Requirements:
Write out all the data again, exactly as it stands.

========================

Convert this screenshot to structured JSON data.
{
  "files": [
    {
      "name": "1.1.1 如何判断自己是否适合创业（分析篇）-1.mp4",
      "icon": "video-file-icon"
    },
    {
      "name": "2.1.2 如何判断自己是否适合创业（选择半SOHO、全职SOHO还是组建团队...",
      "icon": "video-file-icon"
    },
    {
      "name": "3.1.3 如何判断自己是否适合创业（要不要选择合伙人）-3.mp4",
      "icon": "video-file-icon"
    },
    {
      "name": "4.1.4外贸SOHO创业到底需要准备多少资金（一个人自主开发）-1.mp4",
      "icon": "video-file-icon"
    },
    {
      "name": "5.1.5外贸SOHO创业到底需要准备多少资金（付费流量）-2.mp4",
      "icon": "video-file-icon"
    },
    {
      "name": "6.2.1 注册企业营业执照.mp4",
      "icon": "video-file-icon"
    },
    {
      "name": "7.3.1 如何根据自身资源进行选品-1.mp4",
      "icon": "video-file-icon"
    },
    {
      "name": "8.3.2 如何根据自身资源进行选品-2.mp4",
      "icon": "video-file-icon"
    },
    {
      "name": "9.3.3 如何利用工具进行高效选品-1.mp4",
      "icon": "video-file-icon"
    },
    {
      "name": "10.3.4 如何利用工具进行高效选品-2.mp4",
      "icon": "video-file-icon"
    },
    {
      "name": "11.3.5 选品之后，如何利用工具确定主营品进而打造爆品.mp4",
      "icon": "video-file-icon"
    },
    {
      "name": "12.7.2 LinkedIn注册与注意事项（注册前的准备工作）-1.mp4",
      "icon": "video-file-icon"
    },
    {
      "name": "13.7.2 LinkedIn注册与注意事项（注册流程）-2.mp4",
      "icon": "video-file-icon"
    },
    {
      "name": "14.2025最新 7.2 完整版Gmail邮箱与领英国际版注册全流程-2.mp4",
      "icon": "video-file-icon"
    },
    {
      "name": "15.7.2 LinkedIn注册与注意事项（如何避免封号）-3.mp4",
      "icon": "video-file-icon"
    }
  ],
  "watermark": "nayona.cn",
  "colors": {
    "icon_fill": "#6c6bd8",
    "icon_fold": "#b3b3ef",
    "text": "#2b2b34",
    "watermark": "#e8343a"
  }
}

========================

Answer to the problem:
Convert this screenshot to structured JSON data.
{
  "files": [
    {
      "name": "1.1.1 如何判断自己是否适合创业（分析篇）-1.mp4",
      "icon": "video-file-icon"
    },
    {
      "name": "2.1.2 如何判断自己是否适合创业（选择半SOHO、全职SOHO还是组建团队...",
      "icon": "video-file-icon"
    },
    {
      "name": "3.1.3 如何判断自己是否适合创业（要不要选择合伙人）-3.mp4",
      "icon": "video-file-icon"
    },
    {
      "name": "4.1.4外贸SOHO创业到底需要准备多少资金（一个人自主开发）-1.mp4",
      "icon": "video-file-icon"
    },
    {
      "name": "5.1.5外贸SOHO创业到底需要准备多少资金（付费流量）-2.mp4",
      "icon": "video-file-icon"
    },
    {
      "name": "6.2.1 注册企业营业执照.mp4",
      "icon": "video-file-icon"
    },
    {
      "name": "7.3.1 如何根据自身资源进行选品-1.mp4",
      "icon": "video-file-icon"
    },
    {
      "name": "8.3.2 如何根据自身资源进行选品-2.mp4",
      "icon": "video-file-icon"
    },
    {
      "name": "9.3.3 如何利用工具进行高效选品-1.mp4",
      "icon": "video-file-icon"
    },
    {
      "name": "10.3.4 如何利用工具进行高效选品-2.mp4",
      "icon": "video-file-icon"
    },
    {
      "name": "11.3.5 选品之后，如何利用工具确定主营品进而打造爆品.mp4",
      "icon": "video-file-icon"
    },
    {
      "name": "12.7.2 LinkedIn注册与注意事项（注册前的准备工作）-1.mp4",
      "icon": "video-file-icon"
    },
    {
      "name": "13.7.2 LinkedIn注册与注意事项（注册流程）-2.mp4",
      "icon": "video-file-icon"
    },
    {
      "name": "14.2025最新 7.2 完整版Gmail邮箱与领英国际版注册全流程-2.mp4",
      "icon": "video-file-icon"
    },
    {
      "name": "15.7.2 LinkedIn注册与注意事项（如何避免封号）-3.mp4",
      "icon": "video-file-icon"
    }
  ],
  "watermark": "nayona.cn",
  "colors": {
    "icon_fill": "#6c6bd8",
    "icon_fold": "#b3b3ef",
    "text": "#2b2b34",
    "watermark": "#e8343a"
  }
}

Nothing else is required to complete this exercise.